In the records that follow, show each line where the word "dash" is present.

-- BEGIN Records --

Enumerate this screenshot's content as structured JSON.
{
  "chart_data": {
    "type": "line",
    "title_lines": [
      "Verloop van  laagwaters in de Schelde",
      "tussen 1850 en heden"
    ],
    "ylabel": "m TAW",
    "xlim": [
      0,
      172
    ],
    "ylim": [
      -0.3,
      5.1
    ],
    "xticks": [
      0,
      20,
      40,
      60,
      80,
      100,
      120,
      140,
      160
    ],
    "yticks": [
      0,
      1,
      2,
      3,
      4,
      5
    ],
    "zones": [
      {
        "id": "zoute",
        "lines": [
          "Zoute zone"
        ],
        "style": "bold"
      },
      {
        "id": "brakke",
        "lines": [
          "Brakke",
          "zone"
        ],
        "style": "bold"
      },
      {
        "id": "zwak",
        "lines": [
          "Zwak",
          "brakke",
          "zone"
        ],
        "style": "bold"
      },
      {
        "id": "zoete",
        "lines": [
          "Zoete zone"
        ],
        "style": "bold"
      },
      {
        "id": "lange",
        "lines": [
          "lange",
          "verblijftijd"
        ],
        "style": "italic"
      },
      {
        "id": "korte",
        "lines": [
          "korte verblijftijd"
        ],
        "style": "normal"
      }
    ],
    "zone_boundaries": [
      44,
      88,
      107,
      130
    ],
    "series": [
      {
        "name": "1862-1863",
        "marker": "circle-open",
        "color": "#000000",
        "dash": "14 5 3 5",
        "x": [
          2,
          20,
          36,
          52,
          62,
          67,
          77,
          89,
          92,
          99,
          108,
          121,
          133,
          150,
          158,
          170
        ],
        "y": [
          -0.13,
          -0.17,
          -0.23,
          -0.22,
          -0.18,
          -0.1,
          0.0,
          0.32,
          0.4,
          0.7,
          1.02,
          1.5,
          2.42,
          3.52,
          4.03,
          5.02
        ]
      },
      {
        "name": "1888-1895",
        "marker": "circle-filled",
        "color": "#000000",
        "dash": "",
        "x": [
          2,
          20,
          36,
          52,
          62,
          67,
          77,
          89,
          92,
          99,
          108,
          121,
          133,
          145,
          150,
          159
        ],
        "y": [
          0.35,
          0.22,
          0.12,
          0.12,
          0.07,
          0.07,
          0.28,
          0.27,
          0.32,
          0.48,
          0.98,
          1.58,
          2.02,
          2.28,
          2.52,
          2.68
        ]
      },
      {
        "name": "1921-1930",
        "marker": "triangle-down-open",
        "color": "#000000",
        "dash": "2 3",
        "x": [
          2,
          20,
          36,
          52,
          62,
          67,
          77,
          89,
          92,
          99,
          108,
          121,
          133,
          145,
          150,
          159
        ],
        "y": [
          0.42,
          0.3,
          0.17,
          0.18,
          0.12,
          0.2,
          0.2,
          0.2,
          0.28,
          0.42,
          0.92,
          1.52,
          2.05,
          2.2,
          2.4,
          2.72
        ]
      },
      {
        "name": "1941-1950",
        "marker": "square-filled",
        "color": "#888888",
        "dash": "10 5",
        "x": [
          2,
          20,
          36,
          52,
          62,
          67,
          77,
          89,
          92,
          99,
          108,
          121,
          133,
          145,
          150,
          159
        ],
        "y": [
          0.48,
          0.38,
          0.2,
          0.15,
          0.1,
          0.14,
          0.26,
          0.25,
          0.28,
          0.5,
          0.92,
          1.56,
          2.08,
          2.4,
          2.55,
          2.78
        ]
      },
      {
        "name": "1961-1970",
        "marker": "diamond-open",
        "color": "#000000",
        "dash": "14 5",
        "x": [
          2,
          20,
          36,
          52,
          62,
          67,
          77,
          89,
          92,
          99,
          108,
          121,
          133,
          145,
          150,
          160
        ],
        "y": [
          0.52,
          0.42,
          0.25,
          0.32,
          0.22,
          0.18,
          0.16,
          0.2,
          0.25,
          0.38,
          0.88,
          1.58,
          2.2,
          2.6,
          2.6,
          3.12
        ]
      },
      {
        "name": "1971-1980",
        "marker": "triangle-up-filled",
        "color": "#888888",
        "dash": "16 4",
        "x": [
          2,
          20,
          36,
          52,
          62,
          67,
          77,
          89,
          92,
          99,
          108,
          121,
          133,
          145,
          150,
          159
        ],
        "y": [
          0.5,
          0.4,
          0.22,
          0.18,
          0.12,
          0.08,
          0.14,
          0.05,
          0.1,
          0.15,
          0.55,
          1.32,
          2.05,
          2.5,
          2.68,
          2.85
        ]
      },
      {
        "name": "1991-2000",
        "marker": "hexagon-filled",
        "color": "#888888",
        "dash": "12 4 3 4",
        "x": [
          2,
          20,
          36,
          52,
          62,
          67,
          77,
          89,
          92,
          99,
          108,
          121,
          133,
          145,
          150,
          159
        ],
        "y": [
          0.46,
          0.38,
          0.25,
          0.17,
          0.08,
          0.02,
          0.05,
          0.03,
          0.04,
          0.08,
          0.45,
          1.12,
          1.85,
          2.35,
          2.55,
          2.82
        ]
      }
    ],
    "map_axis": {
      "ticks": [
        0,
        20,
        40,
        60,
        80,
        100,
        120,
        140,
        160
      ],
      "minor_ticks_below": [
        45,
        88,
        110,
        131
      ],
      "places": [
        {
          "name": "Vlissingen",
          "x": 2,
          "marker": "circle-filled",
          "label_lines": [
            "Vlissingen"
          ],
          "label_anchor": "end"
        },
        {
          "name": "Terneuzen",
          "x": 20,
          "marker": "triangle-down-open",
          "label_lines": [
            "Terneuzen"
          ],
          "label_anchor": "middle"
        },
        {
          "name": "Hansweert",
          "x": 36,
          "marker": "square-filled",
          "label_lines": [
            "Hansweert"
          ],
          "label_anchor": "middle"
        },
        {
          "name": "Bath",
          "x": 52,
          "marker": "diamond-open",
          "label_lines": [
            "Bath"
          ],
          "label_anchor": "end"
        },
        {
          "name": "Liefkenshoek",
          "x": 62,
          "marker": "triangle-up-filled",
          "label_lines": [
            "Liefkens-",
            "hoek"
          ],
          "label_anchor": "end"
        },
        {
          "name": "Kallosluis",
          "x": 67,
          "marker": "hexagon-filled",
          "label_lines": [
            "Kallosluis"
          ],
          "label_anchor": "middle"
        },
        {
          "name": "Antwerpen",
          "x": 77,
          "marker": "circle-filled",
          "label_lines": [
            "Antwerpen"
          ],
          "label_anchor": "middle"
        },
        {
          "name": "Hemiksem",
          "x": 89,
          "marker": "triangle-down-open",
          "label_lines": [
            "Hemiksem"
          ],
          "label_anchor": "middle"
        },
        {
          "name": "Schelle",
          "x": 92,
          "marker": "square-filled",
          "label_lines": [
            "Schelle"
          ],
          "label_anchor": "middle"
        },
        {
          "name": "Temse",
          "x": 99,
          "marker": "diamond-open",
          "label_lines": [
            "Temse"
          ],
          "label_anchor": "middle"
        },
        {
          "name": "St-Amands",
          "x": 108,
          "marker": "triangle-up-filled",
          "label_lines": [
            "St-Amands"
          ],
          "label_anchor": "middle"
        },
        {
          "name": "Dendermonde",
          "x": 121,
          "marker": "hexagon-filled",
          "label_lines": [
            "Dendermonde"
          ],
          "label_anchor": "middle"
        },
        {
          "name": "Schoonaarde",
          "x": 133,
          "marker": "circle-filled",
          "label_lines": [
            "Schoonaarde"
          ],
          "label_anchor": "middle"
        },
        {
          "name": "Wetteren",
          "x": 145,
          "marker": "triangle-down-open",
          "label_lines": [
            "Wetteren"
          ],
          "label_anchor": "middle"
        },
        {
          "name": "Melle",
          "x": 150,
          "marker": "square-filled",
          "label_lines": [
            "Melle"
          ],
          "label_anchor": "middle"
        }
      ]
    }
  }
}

-- END Records --

## Response
        "dash": "14 5 3 5",
        "dash": "",
        "dash": "2 3",
        "dash": "10 5",
        "dash": "14 5",
        "dash": "16 4",
        "dash": "12 4 3 4",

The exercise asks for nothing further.